### EXTRACTED RECORDS
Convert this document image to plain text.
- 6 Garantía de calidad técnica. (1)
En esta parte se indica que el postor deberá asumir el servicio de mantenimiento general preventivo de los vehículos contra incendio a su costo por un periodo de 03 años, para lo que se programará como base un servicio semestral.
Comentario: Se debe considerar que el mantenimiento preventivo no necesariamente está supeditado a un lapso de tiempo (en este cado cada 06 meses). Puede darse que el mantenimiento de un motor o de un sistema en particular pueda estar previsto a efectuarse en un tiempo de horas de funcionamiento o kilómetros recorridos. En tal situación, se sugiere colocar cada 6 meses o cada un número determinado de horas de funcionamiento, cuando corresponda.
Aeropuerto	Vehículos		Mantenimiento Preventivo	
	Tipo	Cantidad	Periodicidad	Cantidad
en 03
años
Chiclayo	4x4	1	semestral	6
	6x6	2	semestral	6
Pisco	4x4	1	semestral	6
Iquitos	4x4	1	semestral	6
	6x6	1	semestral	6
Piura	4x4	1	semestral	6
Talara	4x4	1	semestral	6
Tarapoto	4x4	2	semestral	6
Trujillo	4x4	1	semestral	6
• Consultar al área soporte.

* * *

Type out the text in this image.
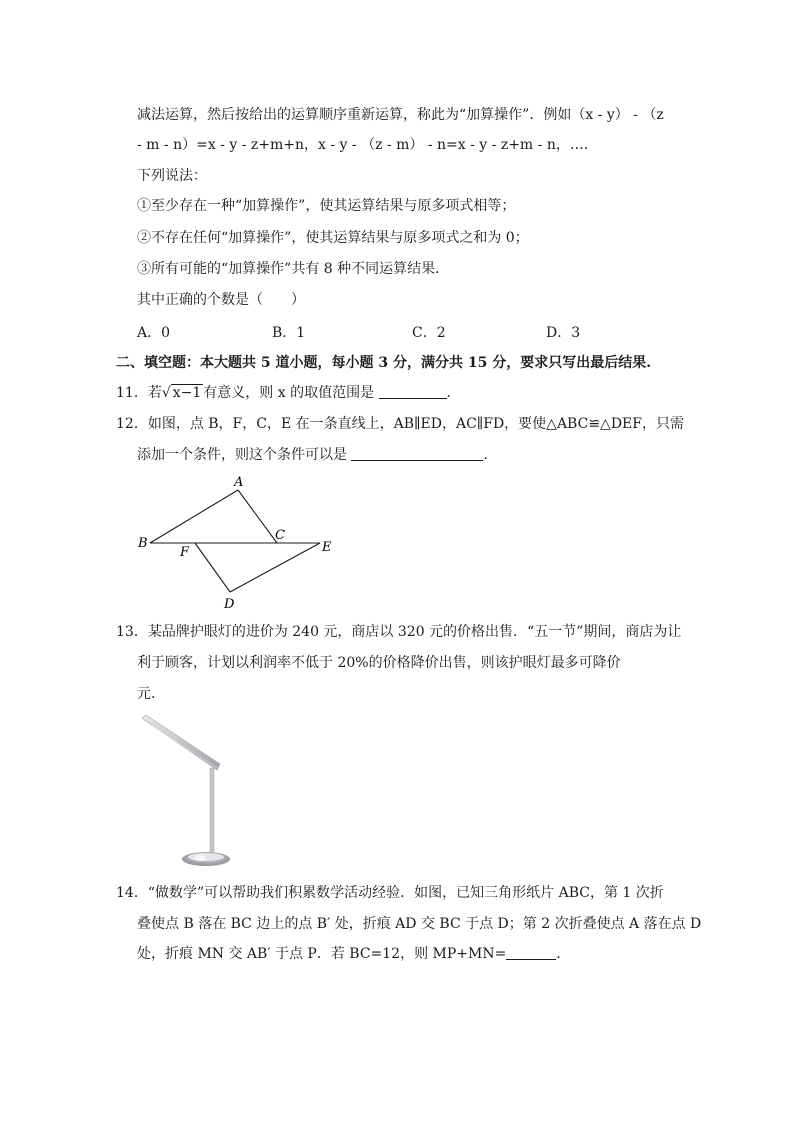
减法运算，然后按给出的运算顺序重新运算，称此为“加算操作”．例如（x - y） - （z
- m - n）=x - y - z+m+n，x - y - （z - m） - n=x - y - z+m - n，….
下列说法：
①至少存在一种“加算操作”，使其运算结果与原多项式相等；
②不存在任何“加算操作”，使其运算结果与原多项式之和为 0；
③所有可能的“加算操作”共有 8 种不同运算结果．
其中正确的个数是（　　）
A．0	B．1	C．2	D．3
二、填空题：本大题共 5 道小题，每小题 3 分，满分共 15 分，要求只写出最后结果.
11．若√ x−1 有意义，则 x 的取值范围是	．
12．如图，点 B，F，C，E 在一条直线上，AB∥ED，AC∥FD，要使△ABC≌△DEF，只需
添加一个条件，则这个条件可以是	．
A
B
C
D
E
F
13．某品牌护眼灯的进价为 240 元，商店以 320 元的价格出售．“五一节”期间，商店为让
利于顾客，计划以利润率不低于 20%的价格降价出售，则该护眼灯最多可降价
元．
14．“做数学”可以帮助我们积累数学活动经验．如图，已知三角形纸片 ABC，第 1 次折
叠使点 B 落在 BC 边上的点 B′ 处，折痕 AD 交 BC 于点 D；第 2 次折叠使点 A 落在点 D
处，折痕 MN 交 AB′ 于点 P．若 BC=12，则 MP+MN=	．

### TO BE DONE
Copy, from the material, each line that holds the string "this".

### EXERCISE SOLUTION
Convert this document image to plain text.
Type out the text in this image.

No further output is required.